TASK TO COMPLETE => Please turn the lines below into a numbered list, leaving out any blank lines.

SUPPLIED INFORMATION =>
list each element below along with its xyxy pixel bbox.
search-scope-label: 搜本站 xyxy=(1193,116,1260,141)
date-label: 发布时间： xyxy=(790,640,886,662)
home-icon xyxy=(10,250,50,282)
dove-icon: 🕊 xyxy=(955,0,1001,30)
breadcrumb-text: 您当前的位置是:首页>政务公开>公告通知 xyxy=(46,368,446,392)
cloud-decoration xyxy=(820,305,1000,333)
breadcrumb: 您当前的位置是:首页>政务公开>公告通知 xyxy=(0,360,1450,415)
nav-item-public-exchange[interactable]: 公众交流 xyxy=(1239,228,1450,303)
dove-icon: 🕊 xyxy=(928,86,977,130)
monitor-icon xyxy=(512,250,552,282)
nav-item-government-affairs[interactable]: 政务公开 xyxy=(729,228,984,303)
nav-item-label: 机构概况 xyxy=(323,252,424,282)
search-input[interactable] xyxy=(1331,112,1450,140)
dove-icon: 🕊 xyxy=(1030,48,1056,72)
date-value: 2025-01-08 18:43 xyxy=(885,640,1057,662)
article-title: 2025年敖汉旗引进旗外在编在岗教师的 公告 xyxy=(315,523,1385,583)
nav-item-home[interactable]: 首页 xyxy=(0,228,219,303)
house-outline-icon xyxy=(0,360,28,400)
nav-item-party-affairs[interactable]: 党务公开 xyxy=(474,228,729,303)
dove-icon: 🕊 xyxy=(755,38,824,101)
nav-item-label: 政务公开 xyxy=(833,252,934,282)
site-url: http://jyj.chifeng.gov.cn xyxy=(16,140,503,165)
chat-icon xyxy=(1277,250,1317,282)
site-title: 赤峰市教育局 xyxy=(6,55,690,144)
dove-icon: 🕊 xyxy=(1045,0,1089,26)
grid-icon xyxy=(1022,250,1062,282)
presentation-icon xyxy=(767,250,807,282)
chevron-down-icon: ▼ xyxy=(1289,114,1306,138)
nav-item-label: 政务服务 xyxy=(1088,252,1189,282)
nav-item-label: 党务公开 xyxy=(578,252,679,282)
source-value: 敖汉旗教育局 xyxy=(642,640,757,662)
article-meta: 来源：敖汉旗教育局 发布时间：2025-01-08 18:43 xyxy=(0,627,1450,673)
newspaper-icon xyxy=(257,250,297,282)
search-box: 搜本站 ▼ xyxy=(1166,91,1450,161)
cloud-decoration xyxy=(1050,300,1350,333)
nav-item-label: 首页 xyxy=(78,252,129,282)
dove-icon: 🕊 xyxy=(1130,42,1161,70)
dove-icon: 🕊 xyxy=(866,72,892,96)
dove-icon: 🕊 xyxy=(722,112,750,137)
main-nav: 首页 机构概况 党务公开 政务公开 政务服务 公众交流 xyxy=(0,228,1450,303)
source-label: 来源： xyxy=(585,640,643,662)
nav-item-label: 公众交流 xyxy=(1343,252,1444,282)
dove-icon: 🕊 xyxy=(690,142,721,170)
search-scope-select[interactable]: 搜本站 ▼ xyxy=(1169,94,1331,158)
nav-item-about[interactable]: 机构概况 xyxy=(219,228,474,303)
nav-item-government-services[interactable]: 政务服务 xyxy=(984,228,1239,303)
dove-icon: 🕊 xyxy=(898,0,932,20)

CORRECT RESULT =>
1. list each element below along with its xyxy pixel bbox.
2. search-scope-label: 搜本站 xyxy=(1193,116,1260,141)
3. date-label: 发布时间： xyxy=(790,640,886,662)
4. home-icon xyxy=(10,250,50,282)
5. dove-icon: 🕊 xyxy=(955,0,1001,30)
6. breadcrumb-text: 您当前的位置是:首页>政务公开>公告通知 xyxy=(46,368,446,392)
7. cloud-decoration xyxy=(820,305,1000,333)
8. breadcrumb: 您当前的位置是:首页>政务公开>公告通知 xyxy=(0,360,1450,415)
9. nav-item-public-exchange[interactable]: 公众交流 xyxy=(1239,228,1450,303)
10. dove-icon: 🕊 xyxy=(928,86,977,130)
11. monitor-icon xyxy=(512,250,552,282)
12. nav-item-government-affairs[interactable]: 政务公开 xyxy=(729,228,984,303)
13. nav-item-label: 机构概况 xyxy=(323,252,424,282)
14. search-input[interactable] xyxy=(1331,112,1450,140)
15. dove-icon: 🕊 xyxy=(1030,48,1056,72)
16. date-value: 2025-01-08 18:43 xyxy=(885,640,1057,662)
17. article-title: 2025年敖汉旗引进旗外在编在岗教师的 公告 xyxy=(315,523,1385,583)
18. nav-item-home[interactable]: 首页 xyxy=(0,228,219,303)
19. house-outline-icon xyxy=(0,360,28,400)
20. nav-item-party-affairs[interactable]: 党务公开 xyxy=(474,228,729,303)
21. dove-icon: 🕊 xyxy=(755,38,824,101)
22. nav-item-label: 政务公开 xyxy=(833,252,934,282)
23. site-url: http://jyj.chifeng.gov.cn xyxy=(16,140,503,165)
24. chat-icon xyxy=(1277,250,1317,282)
25. site-title: 赤峰市教育局 xyxy=(6,55,690,144)
26. dove-icon: 🕊 xyxy=(1045,0,1089,26)
27. grid-icon xyxy=(1022,250,1062,282)
28. presentation-icon xyxy=(767,250,807,282)
29. chevron-down-icon: ▼ xyxy=(1289,114,1306,138)
30. nav-item-label: 政务服务 xyxy=(1088,252,1189,282)
31. nav-item-label: 党务公开 xyxy=(578,252,679,282)
32. source-value: 敖汉旗教育局 xyxy=(642,640,757,662)
33. article-meta: 来源：敖汉旗教育局 发布时间：2025-01-08 18:43 xyxy=(0,627,1450,673)
34. newspaper-icon xyxy=(257,250,297,282)
35. search-box: 搜本站 ▼ xyxy=(1166,91,1450,161)
36. cloud-decoration xyxy=(1050,300,1350,333)
37. nav-item-label: 首页 xyxy=(78,252,129,282)
38. dove-icon: 🕊 xyxy=(1130,42,1161,70)
39. dove-icon: 🕊 xyxy=(866,72,892,96)
40. dove-icon: 🕊 xyxy=(722,112,750,137)
41. main-nav: 首页 机构概况 党务公开 政务公开 政务服务 公众交流 xyxy=(0,228,1450,303)
42. source-label: 来源： xyxy=(585,640,643,662)
43. nav-item-label: 公众交流 xyxy=(1343,252,1444,282)
44. dove-icon: 🕊 xyxy=(690,142,721,170)
45. search-scope-select[interactable]: 搜本站 ▼ xyxy=(1169,94,1331,158)
46. nav-item-about[interactable]: 机构概况 xyxy=(219,228,474,303)
47. nav-item-government-services[interactable]: 政务服务 xyxy=(984,228,1239,303)
48. dove-icon: 🕊 xyxy=(898,0,932,20)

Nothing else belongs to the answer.